__Data entries__
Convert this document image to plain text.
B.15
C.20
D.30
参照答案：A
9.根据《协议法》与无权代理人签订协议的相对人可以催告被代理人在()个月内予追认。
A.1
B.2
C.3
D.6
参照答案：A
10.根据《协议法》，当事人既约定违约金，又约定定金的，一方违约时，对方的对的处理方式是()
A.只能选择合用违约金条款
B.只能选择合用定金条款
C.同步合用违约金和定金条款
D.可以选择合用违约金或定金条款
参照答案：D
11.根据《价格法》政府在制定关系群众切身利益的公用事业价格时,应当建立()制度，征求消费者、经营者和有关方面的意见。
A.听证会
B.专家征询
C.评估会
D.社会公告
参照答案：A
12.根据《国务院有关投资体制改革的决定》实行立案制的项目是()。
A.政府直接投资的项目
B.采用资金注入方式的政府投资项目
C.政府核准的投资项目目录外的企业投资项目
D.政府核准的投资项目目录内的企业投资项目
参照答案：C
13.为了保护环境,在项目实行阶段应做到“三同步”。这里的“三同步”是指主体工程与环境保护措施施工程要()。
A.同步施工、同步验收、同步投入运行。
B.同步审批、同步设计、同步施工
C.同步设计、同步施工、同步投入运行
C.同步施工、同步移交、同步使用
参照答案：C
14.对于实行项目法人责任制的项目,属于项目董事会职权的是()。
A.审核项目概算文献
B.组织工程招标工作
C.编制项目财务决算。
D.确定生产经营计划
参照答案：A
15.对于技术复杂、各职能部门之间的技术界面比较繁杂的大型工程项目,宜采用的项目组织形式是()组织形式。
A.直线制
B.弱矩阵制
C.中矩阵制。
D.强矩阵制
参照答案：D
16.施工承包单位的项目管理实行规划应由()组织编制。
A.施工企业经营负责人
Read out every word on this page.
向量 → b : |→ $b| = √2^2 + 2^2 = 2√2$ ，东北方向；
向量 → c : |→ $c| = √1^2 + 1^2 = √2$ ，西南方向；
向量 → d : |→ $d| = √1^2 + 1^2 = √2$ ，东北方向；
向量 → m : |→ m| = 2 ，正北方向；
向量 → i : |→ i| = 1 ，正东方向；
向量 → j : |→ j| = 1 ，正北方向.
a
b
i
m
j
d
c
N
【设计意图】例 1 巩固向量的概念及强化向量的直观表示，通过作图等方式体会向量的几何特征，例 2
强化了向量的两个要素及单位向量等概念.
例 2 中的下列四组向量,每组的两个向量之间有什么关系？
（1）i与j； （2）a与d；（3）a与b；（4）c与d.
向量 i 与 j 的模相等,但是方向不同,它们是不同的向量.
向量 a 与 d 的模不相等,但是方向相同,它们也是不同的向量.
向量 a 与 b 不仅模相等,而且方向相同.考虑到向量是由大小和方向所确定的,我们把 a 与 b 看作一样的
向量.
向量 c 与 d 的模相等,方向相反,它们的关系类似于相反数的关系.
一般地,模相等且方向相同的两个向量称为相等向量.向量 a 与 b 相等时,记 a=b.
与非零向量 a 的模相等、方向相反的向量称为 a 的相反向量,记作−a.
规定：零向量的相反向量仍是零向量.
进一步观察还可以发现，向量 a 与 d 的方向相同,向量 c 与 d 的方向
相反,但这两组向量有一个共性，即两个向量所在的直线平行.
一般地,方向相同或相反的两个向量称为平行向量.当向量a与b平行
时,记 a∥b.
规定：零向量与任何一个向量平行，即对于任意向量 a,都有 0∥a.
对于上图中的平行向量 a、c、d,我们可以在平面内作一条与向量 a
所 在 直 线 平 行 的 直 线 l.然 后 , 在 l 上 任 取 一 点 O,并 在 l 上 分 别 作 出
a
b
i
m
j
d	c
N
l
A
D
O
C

__Your instructions__
Working from the material above, retype it in its entirety without change.

__Output below__
Convert this document image to plain text.
B.15
C.20
D.30
参照答案：A
9.根据《协议法》与无权代理人签订协议的相对人可以催告被代理人在()个月内予追认。
A.1
B.2
C.3
D.6
参照答案：A
10.根据《协议法》，当事人既约定违约金，又约定定金的，一方违约时，对方的对的处理方式是()
A.只能选择合用违约金条款
B.只能选择合用定金条款
C.同步合用违约金和定金条款
D.可以选择合用违约金或定金条款
参照答案：D
11.根据《价格法》政府在制定关系群众切身利益的公用事业价格时,应当建立()制度，征求消费者、经营者和有关方面的意见。
A.听证会
B.专家征询
C.评估会
D.社会公告
参照答案：A
12.根据《国务院有关投资体制改革的决定》实行立案制的项目是()。
A.政府直接投资的项目
B.采用资金注入方式的政府投资项目
C.政府核准的投资项目目录外的企业投资项目
D.政府核准的投资项目目录内的企业投资项目
参照答案：C
13.为了保护环境,在项目实行阶段应做到“三同步”。这里的“三同步”是指主体工程与环境保护措施施工程要()。
A.同步施工、同步验收、同步投入运行。
B.同步审批、同步设计、同步施工
C.同步设计、同步施工、同步投入运行
C.同步施工、同步移交、同步使用
参照答案：C
14.对于实行项目法人责任制的项目,属于项目董事会职权的是()。
A.审核项目概算文献
B.组织工程招标工作
C.编制项目财务决算。
D.确定生产经营计划
参照答案：A
15.对于技术复杂、各职能部门之间的技术界面比较繁杂的大型工程项目,宜采用的项目组织形式是()组织形式。
A.直线制
B.弱矩阵制
C.中矩阵制。
D.强矩阵制
参照答案：D
16.施工承包单位的项目管理实行规划应由()组织编制。
A.施工企业经营负责人
Read out every word on this page.
向量 → b : |→ $b| = √2^2 + 2^2 = 2√2$ ，东北方向；
向量 → c : |→ $c| = √1^2 + 1^2 = √2$ ，西南方向；
向量 → d : |→ $d| = √1^2 + 1^2 = √2$ ，东北方向；
向量 → m : |→ m| = 2 ，正北方向；
向量 → i : |→ i| = 1 ，正东方向；
向量 → j : |→ j| = 1 ，正北方向.
a
b
i
m
j
d
c
N
【设计意图】例 1 巩固向量的概念及强化向量的直观表示，通过作图等方式体会向量的几何特征，例 2
强化了向量的两个要素及单位向量等概念.
例 2 中的下列四组向量,每组的两个向量之间有什么关系？
（1）i与j； （2）a与d；（3）a与b；（4）c与d.
向量 i 与 j 的模相等,但是方向不同,它们是不同的向量.
向量 a 与 d 的模不相等,但是方向相同,它们也是不同的向量.
向量 a 与 b 不仅模相等,而且方向相同.考虑到向量是由大小和方向所确定的,我们把 a 与 b 看作一样的
向量.
向量 c 与 d 的模相等,方向相反,它们的关系类似于相反数的关系.
一般地,模相等且方向相同的两个向量称为相等向量.向量 a 与 b 相等时,记 a=b.
与非零向量 a 的模相等、方向相反的向量称为 a 的相反向量,记作−a.
规定：零向量的相反向量仍是零向量.
进一步观察还可以发现，向量 a 与 d 的方向相同,向量 c 与 d 的方向
相反,但这两组向量有一个共性，即两个向量所在的直线平行.
一般地,方向相同或相反的两个向量称为平行向量.当向量a与b平行
时,记 a∥b.
规定：零向量与任何一个向量平行，即对于任意向量 a,都有 0∥a.
对于上图中的平行向量 a、c、d,我们可以在平面内作一条与向量 a
所 在 直 线 平 行 的 直 线 l.然 后 , 在 l 上 任 取 一 点 O,并 在 l 上 分 别 作 出
a
b
i
m
j
d	c
N
l
A
D
O
C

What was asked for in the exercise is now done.